= What you are asked to do =
Leave out the pictures and transcribe the rest of the records exactly.
==== Record list ====
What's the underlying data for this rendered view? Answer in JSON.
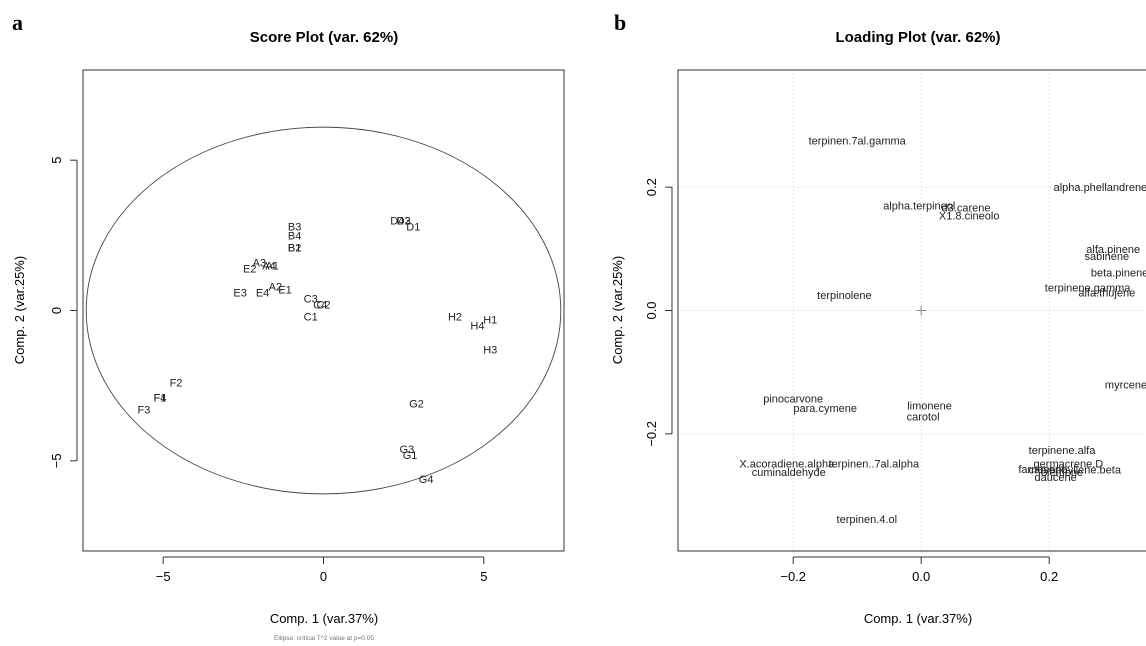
{
  "chart_data": [
    {
      "type": "scatter",
      "panel": "a",
      "title": "Score Plot (var. 62%)",
      "xlabel": "Comp. 1 (var.37%)",
      "ylabel": "Comp. 2 (var.25%)",
      "note": "Ellipse: critical T^2 value at p=0.05",
      "xlim": [
        -7.5,
        7.5
      ],
      "ylim": [
        -8,
        8
      ],
      "xticks": [
        -5,
        0,
        5
      ],
      "yticks": [
        -5,
        0,
        5
      ],
      "ellipse": {
        "cx": 0,
        "cy": 0,
        "rx": 7.4,
        "ry": 6.1
      },
      "points": [
        {
          "label": "B3",
          "x": -0.9,
          "y": 2.8
        },
        {
          "label": "B4",
          "x": -0.9,
          "y": 2.5
        },
        {
          "label": "B2",
          "x": -0.9,
          "y": 2.1
        },
        {
          "label": "B1",
          "x": -0.9,
          "y": 2.1
        },
        {
          "label": "D4",
          "x": 2.3,
          "y": 3.0
        },
        {
          "label": "D3",
          "x": 2.5,
          "y": 3.0
        },
        {
          "label": "D2",
          "x": 2.5,
          "y": 3.0
        },
        {
          "label": "D1",
          "x": 2.8,
          "y": 2.8
        },
        {
          "label": "A3",
          "x": -2.0,
          "y": 1.6
        },
        {
          "label": "A4",
          "x": -1.7,
          "y": 1.5
        },
        {
          "label": "A1",
          "x": -1.6,
          "y": 1.5
        },
        {
          "label": "E2",
          "x": -2.3,
          "y": 1.4
        },
        {
          "label": "A2",
          "x": -1.5,
          "y": 0.8
        },
        {
          "label": "E1",
          "x": -1.2,
          "y": 0.7
        },
        {
          "label": "E3",
          "x": -2.6,
          "y": 0.6
        },
        {
          "label": "E4",
          "x": -1.9,
          "y": 0.6
        },
        {
          "label": "C3",
          "x": -0.4,
          "y": 0.4
        },
        {
          "label": "C4",
          "x": -0.1,
          "y": 0.2
        },
        {
          "label": "C2",
          "x": 0.0,
          "y": 0.2
        },
        {
          "label": "C1",
          "x": -0.4,
          "y": -0.2
        },
        {
          "label": "H2",
          "x": 4.1,
          "y": -0.2
        },
        {
          "label": "H1",
          "x": 5.2,
          "y": -0.3
        },
        {
          "label": "H4",
          "x": 4.8,
          "y": -0.5
        },
        {
          "label": "H3",
          "x": 5.2,
          "y": -1.3
        },
        {
          "label": "F2",
          "x": -4.6,
          "y": -2.4
        },
        {
          "label": "F1",
          "x": -5.1,
          "y": -2.9
        },
        {
          "label": "F4",
          "x": -5.1,
          "y": -2.9
        },
        {
          "label": "F3",
          "x": -5.6,
          "y": -3.3
        },
        {
          "label": "G2",
          "x": 2.9,
          "y": -3.1
        },
        {
          "label": "G3",
          "x": 2.6,
          "y": -4.6
        },
        {
          "label": "G1",
          "x": 2.7,
          "y": -4.8
        },
        {
          "label": "G4",
          "x": 3.2,
          "y": -5.6
        }
      ]
    },
    {
      "type": "scatter",
      "panel": "b",
      "title": "Loading Plot (var. 62%)",
      "xlabel": "Comp. 1 (var.37%)",
      "ylabel": "Comp. 2 (var.25%)",
      "xlim": [
        -0.38,
        0.37
      ],
      "ylim": [
        -0.39,
        0.39
      ],
      "xticks": [
        -0.2,
        0.0,
        0.2
      ],
      "yticks": [
        -0.2,
        0.0,
        0.2
      ],
      "grid": true,
      "points": [
        {
          "label": "terpinen.7al.gamma",
          "x": -0.1,
          "y": 0.276
        },
        {
          "label": "alpha.phellandrene",
          "x": 0.28,
          "y": 0.2
        },
        {
          "label": "alpha.terpineol",
          "x": -0.003,
          "y": 0.17
        },
        {
          "label": "d3.carene",
          "x": 0.07,
          "y": 0.167
        },
        {
          "label": "X1.8.cineolo",
          "x": 0.075,
          "y": 0.154
        },
        {
          "label": "alfa.pinene",
          "x": 0.3,
          "y": 0.1
        },
        {
          "label": "sabinene",
          "x": 0.29,
          "y": 0.088
        },
        {
          "label": "beta.pinene",
          "x": 0.31,
          "y": 0.062
        },
        {
          "label": "terpinolene",
          "x": -0.12,
          "y": 0.025
        },
        {
          "label": "terpinene.gamma",
          "x": 0.26,
          "y": 0.037
        },
        {
          "label": "alfa.thujene",
          "x": 0.29,
          "y": 0.029
        },
        {
          "label": "myrcene",
          "x": 0.32,
          "y": -0.12
        },
        {
          "label": "pinocarvone",
          "x": -0.2,
          "y": -0.143
        },
        {
          "label": "para.cymene",
          "x": -0.15,
          "y": -0.158
        },
        {
          "label": "limonene",
          "x": 0.013,
          "y": -0.154
        },
        {
          "label": "carotol",
          "x": 0.003,
          "y": -0.172
        },
        {
          "label": "terpinene.alfa",
          "x": 0.22,
          "y": -0.226
        },
        {
          "label": "germacrene.D",
          "x": 0.23,
          "y": -0.248
        },
        {
          "label": "farnesene",
          "x": 0.19,
          "y": -0.257
        },
        {
          "label": "caryophyllene.beta",
          "x": 0.24,
          "y": -0.258
        },
        {
          "label": "elemene",
          "x": 0.22,
          "y": -0.262
        },
        {
          "label": "daucene",
          "x": 0.21,
          "y": -0.27
        },
        {
          "label": "X.acoradiene.alpha",
          "x": -0.21,
          "y": -0.248
        },
        {
          "label": "cuminaldehyde",
          "x": -0.207,
          "y": -0.262
        },
        {
          "label": "terpinen..7al.alpha",
          "x": -0.074,
          "y": -0.248
        },
        {
          "label": "terpinen.4.ol",
          "x": -0.085,
          "y": -0.338
        }
      ]
    }
  ]
}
====
= Result of the exercise =
What's the underlying data for this rendered view? Answer in JSON.
{
  "chart_data": [
    {
      "type": "scatter",
      "panel": "a",
      "title": "Score Plot (var. 62%)",
      "xlabel": "Comp. 1 (var.37%)",
      "ylabel": "Comp. 2 (var.25%)",
      "note": "Ellipse: critical T^2 value at p=0.05",
      "xlim": [
        -7.5,
        7.5
      ],
      "ylim": [
        -8,
        8
      ],
      "xticks": [
        -5,
        0,
        5
      ],
      "yticks": [
        -5,
        0,
        5
      ],
      "ellipse": {
        "cx": 0,
        "cy": 0,
        "rx": 7.4,
        "ry": 6.1
      },
      "points": [
        {
          "label": "B3",
          "x": -0.9,
          "y": 2.8
        },
        {
          "label": "B4",
          "x": -0.9,
          "y": 2.5
        },
        {
          "label": "B2",
          "x": -0.9,
          "y": 2.1
        },
        {
          "label": "B1",
          "x": -0.9,
          "y": 2.1
        },
        {
          "label": "D4",
          "x": 2.3,
          "y": 3.0
        },
        {
          "label": "D3",
          "x": 2.5,
          "y": 3.0
        },
        {
          "label": "D2",
          "x": 2.5,
          "y": 3.0
        },
        {
          "label": "D1",
          "x": 2.8,
          "y": 2.8
        },
        {
          "label": "A3",
          "x": -2.0,
          "y": 1.6
        },
        {
          "label": "A4",
          "x": -1.7,
          "y": 1.5
        },
        {
          "label": "A1",
          "x": -1.6,
          "y": 1.5
        },
        {
          "label": "E2",
          "x": -2.3,
          "y": 1.4
        },
        {
          "label": "A2",
          "x": -1.5,
          "y": 0.8
        },
        {
          "label": "E1",
          "x": -1.2,
          "y": 0.7
        },
        {
          "label": "E3",
          "x": -2.6,
          "y": 0.6
        },
        {
          "label": "E4",
          "x": -1.9,
          "y": 0.6
        },
        {
          "label": "C3",
          "x": -0.4,
          "y": 0.4
        },
        {
          "label": "C4",
          "x": -0.1,
          "y": 0.2
        },
        {
          "label": "C2",
          "x": 0.0,
          "y": 0.2
        },
        {
          "label": "C1",
          "x": -0.4,
          "y": -0.2
        },
        {
          "label": "H2",
          "x": 4.1,
          "y": -0.2
        },
        {
          "label": "H1",
          "x": 5.2,
          "y": -0.3
        },
        {
          "label": "H4",
          "x": 4.8,
          "y": -0.5
        },
        {
          "label": "H3",
          "x": 5.2,
          "y": -1.3
        },
        {
          "label": "F2",
          "x": -4.6,
          "y": -2.4
        },
        {
          "label": "F1",
          "x": -5.1,
          "y": -2.9
        },
        {
          "label": "F4",
          "x": -5.1,
          "y": -2.9
        },
        {
          "label": "F3",
          "x": -5.6,
          "y": -3.3
        },
        {
          "label": "G2",
          "x": 2.9,
          "y": -3.1
        },
        {
          "label": "G3",
          "x": 2.6,
          "y": -4.6
        },
        {
          "label": "G1",
          "x": 2.7,
          "y": -4.8
        },
        {
          "label": "G4",
          "x": 3.2,
          "y": -5.6
        }
      ]
    },
    {
      "type": "scatter",
      "panel": "b",
      "title": "Loading Plot (var. 62%)",
      "xlabel": "Comp. 1 (var.37%)",
      "ylabel": "Comp. 2 (var.25%)",
      "xlim": [
        -0.38,
        0.37
      ],
      "ylim": [
        -0.39,
        0.39
      ],
      "xticks": [
        -0.2,
        0.0,
        0.2
      ],
      "yticks": [
        -0.2,
        0.0,
        0.2
      ],
      "grid": true,
      "points": [
        {
          "label": "terpinen.7al.gamma",
          "x": -0.1,
          "y": 0.276
        },
        {
          "label": "alpha.phellandrene",
          "x": 0.28,
          "y": 0.2
        },
        {
          "label": "alpha.terpineol",
          "x": -0.003,
          "y": 0.17
        },
        {
          "label": "d3.carene",
          "x": 0.07,
          "y": 0.167
        },
        {
          "label": "X1.8.cineolo",
          "x": 0.075,
          "y": 0.154
        },
        {
          "label": "alfa.pinene",
          "x": 0.3,
          "y": 0.1
        },
        {
          "label": "sabinene",
          "x": 0.29,
          "y": 0.088
        },
        {
          "label": "beta.pinene",
          "x": 0.31,
          "y": 0.062
        },
        {
          "label": "terpinolene",
          "x": -0.12,
          "y": 0.025
        },
        {
          "label": "terpinene.gamma",
          "x": 0.26,
          "y": 0.037
        },
        {
          "label": "alfa.thujene",
          "x": 0.29,
          "y": 0.029
        },
        {
          "label": "myrcene",
          "x": 0.32,
          "y": -0.12
        },
        {
          "label": "pinocarvone",
          "x": -0.2,
          "y": -0.143
        },
        {
          "label": "para.cymene",
          "x": -0.15,
          "y": -0.158
        },
        {
          "label": "limonene",
          "x": 0.013,
          "y": -0.154
        },
        {
          "label": "carotol",
          "x": 0.003,
          "y": -0.172
        },
        {
          "label": "terpinene.alfa",
          "x": 0.22,
          "y": -0.226
        },
        {
          "label": "germacrene.D",
          "x": 0.23,
          "y": -0.248
        },
        {
          "label": "farnesene",
          "x": 0.19,
          "y": -0.257
        },
        {
          "label": "caryophyllene.beta",
          "x": 0.24,
          "y": -0.258
        },
        {
          "label": "elemene",
          "x": 0.22,
          "y": -0.262
        },
        {
          "label": "daucene",
          "x": 0.21,
          "y": -0.27
        },
        {
          "label": "X.acoradiene.alpha",
          "x": -0.21,
          "y": -0.248
        },
        {
          "label": "cuminaldehyde",
          "x": -0.207,
          "y": -0.262
        },
        {
          "label": "terpinen..7al.alpha",
          "x": -0.074,
          "y": -0.248
        },
        {
          "label": "terpinen.4.ol",
          "x": -0.085,
          "y": -0.338
        }
      ]
    }
  ]
}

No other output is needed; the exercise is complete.